Exercise objective >> Locate the line containing "Read this page and output its text content." in the material below; repeat it and every line after it, exactly as written.

Task material >>
━━━━

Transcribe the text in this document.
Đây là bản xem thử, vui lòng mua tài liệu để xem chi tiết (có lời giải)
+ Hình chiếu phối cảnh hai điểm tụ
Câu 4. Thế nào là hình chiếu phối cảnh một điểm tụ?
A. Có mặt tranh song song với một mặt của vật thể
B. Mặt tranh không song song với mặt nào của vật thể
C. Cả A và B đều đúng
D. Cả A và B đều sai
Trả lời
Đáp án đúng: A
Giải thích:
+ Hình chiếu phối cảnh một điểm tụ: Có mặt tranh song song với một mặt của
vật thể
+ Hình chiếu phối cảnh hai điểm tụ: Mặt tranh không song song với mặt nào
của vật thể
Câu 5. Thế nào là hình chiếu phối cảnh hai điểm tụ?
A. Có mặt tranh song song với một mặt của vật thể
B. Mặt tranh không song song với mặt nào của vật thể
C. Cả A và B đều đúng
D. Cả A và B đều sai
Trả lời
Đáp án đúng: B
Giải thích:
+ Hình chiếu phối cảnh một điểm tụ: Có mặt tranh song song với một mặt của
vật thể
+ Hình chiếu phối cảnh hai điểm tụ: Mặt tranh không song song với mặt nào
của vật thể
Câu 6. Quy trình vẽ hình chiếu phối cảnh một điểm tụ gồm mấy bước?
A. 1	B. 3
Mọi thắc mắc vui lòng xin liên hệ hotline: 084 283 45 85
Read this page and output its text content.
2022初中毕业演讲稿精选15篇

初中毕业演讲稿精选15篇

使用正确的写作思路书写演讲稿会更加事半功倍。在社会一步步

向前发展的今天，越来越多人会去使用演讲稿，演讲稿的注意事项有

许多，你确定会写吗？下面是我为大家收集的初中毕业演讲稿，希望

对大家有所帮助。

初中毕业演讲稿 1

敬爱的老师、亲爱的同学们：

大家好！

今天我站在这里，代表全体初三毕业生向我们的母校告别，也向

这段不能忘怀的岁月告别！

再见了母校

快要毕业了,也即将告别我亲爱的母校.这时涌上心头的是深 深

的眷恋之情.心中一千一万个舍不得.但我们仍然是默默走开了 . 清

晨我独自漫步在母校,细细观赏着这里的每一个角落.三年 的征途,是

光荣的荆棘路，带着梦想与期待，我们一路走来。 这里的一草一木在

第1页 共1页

━━━━

Answer to the task >>
Read this page and output its text content.
2022初中毕业演讲稿精选15篇

初中毕业演讲稿精选15篇

使用正确的写作思路书写演讲稿会更加事半功倍。在社会一步步

向前发展的今天，越来越多人会去使用演讲稿，演讲稿的注意事项有

许多，你确定会写吗？下面是我为大家收集的初中毕业演讲稿，希望

对大家有所帮助。

初中毕业演讲稿 1

敬爱的老师、亲爱的同学们：

大家好！

今天我站在这里，代表全体初三毕业生向我们的母校告别，也向

这段不能忘怀的岁月告别！

再见了母校

快要毕业了,也即将告别我亲爱的母校.这时涌上心头的是深 深

的眷恋之情.心中一千一万个舍不得.但我们仍然是默默走开了 . 清

晨我独自漫步在母校,细细观赏着这里的每一个角落.三年 的征途,是

光荣的荆棘路，带着梦想与期待，我们一路走来。 这里的一草一木在

第1页 共1页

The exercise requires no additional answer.